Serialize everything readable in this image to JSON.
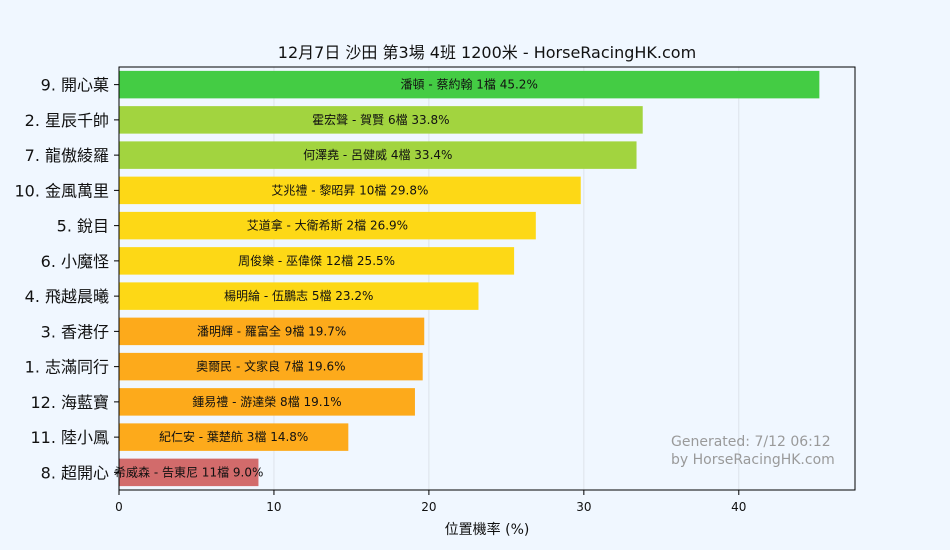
{
  "chart_data": {
    "type": "bar",
    "orientation": "horizontal",
    "title": "12月7日  沙田  第3場  4班  1200米 - HorseRacingHK.com",
    "xlabel": "位置機率 (%)",
    "ylabel": "",
    "xlim": [
      0,
      47.5
    ],
    "xticks": [
      0,
      10,
      20,
      30,
      40
    ],
    "grid": "vertical",
    "categories": [
      "9. 開心菓",
      "2. 星辰千帥",
      "7. 龍傲綾羅",
      "10. 金風萬里",
      "5. 銳目",
      "6. 小魔怪",
      "4. 飛越晨曦",
      "3. 香港仔",
      "1. 志滿同行",
      "12. 海藍寶",
      "11. 陸小鳳",
      "8. 超開心"
    ],
    "values": [
      45.2,
      33.8,
      33.4,
      29.8,
      26.9,
      25.5,
      23.2,
      19.7,
      19.6,
      19.1,
      14.8,
      9.0
    ],
    "bar_labels": [
      "潘頓 - 蔡約翰 1檔  45.2%",
      "霍宏聲 - 賀賢 6檔  33.8%",
      "何澤堯 - 呂健威 4檔  33.4%",
      "艾兆禮 - 黎昭昇 10檔  29.8%",
      "艾道拿 - 大衛希斯 2檔  26.9%",
      "周俊樂 - 巫偉傑 12檔  25.5%",
      "楊明綸 - 伍鵬志 5檔  23.2%",
      "潘明輝 - 羅富全 9檔  19.7%",
      "奧爾民 - 文家良 7檔  19.6%",
      "鍾易禮 - 游達榮 8檔  19.1%",
      "紀仁安 - 葉楚航 3檔  14.8%",
      "希威森 - 告東尼 11檔  9.0%"
    ],
    "colors": [
      "#44cc44",
      "#a2d43f",
      "#a2d43f",
      "#fdd816",
      "#fdd816",
      "#fdd816",
      "#fdd816",
      "#fdaa1b",
      "#fdaa1b",
      "#fdaa1b",
      "#fdaa1b",
      "#d26b6b"
    ],
    "watermark": [
      "Generated: 7/12 06:12",
      "by HorseRacingHK.com"
    ]
  }
}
○ ○ ○
### Requirements
How many lines of these entries contain "HorseRacingHK"? Answer with the number and nothing else.

### Right answer
2